# Stated problem
Return the material word for word. Do not include pictures.

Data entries
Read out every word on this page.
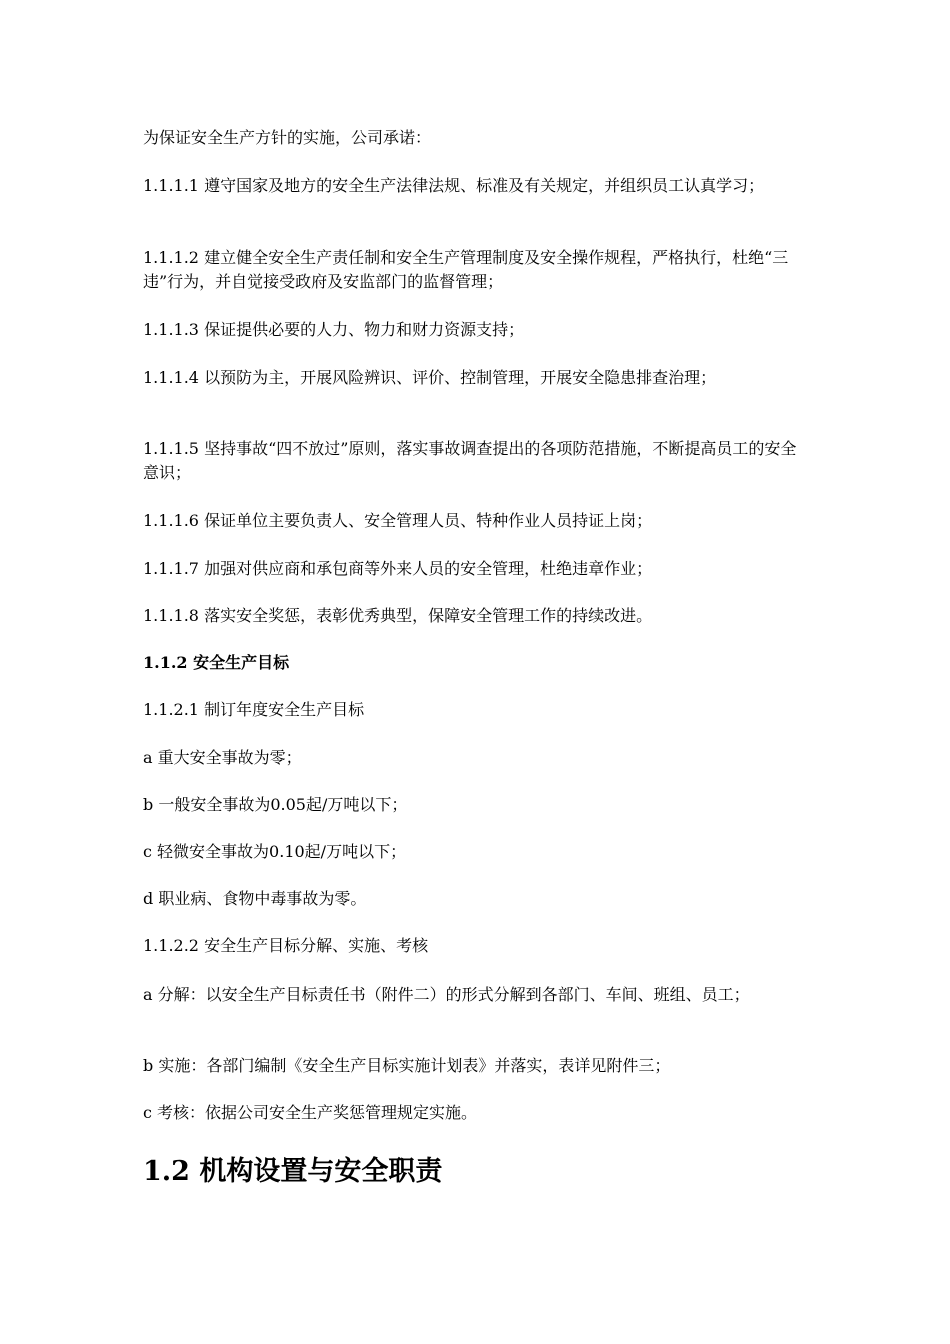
为保证安全生产方针的实施，公司承诺：

1.1.1.1 遵守国家及地方的安全生产法律法规、标准及有关规定，并组织员工认真学习；

1.1.1.2 建立健全安全生产责任制和安全生产管理制度及安全操作规程，严格执行，杜绝“三违”行为，并自觉接受政府及安监部门的监督管理；

1.1.1.3 保证提供必要的人力、物力和财力资源支持；

1.1.1.4 以预防为主，开展风险辨识、评价、控制管理，开展安全隐患排查治理；

1.1.1.5 坚持事故“四不放过”原则，落实事故调查提出的各项防范措施，不断提高员工的安全意识；

1.1.1.6 保证单位主要负责人、安全管理人员、特种作业人员持证上岗；

1.1.1.7 加强对供应商和承包商等外来人员的安全管理，杜绝违章作业；

1.1.1.8 落实安全奖惩，表彰优秀典型，保障安全管理工作的持续改进。

1.1.2 安全生产目标

1.1.2.1 制订年度安全生产目标

a 重大安全事故为零；

b 一般安全事故为0.05起/万吨以下；

c 轻微安全事故为0.10起/万吨以下；

d 职业病、食物中毒事故为零。

1.1.2.2 安全生产目标分解、实施、考核

a 分解：以安全生产目标责任书（附件二）的形式分解到各部门、车间、班组、员工；

b 实施：各部门编制《安全生产目标实施计划表》并落实，表详见附件三；

c 考核：依据公司安全生产奖惩管理规定实施。

1.2 机构设置与安全职责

# Complete response
Read out every word on this page.
为保证安全生产方针的实施，公司承诺：

1.1.1.1 遵守国家及地方的安全生产法律法规、标准及有关规定，并组织员工认真学习；

1.1.1.2 建立健全安全生产责任制和安全生产管理制度及安全操作规程，严格执行，杜绝“三违”行为，并自觉接受政府及安监部门的监督管理；

1.1.1.3 保证提供必要的人力、物力和财力资源支持；

1.1.1.4 以预防为主，开展风险辨识、评价、控制管理，开展安全隐患排查治理；

1.1.1.5 坚持事故“四不放过”原则，落实事故调查提出的各项防范措施，不断提高员工的安全意识；

1.1.1.6 保证单位主要负责人、安全管理人员、特种作业人员持证上岗；

1.1.1.7 加强对供应商和承包商等外来人员的安全管理，杜绝违章作业；

1.1.1.8 落实安全奖惩，表彰优秀典型，保障安全管理工作的持续改进。

1.1.2 安全生产目标

1.1.2.1 制订年度安全生产目标

a 重大安全事故为零；

b 一般安全事故为0.05起/万吨以下；

c 轻微安全事故为0.10起/万吨以下；

d 职业病、食物中毒事故为零。

1.1.2.2 安全生产目标分解、实施、考核

a 分解：以安全生产目标责任书（附件二）的形式分解到各部门、车间、班组、员工；

b 实施：各部门编制《安全生产目标实施计划表》并落实，表详见附件三；

c 考核：依据公司安全生产奖惩管理规定实施。

1.2 机构设置与安全职责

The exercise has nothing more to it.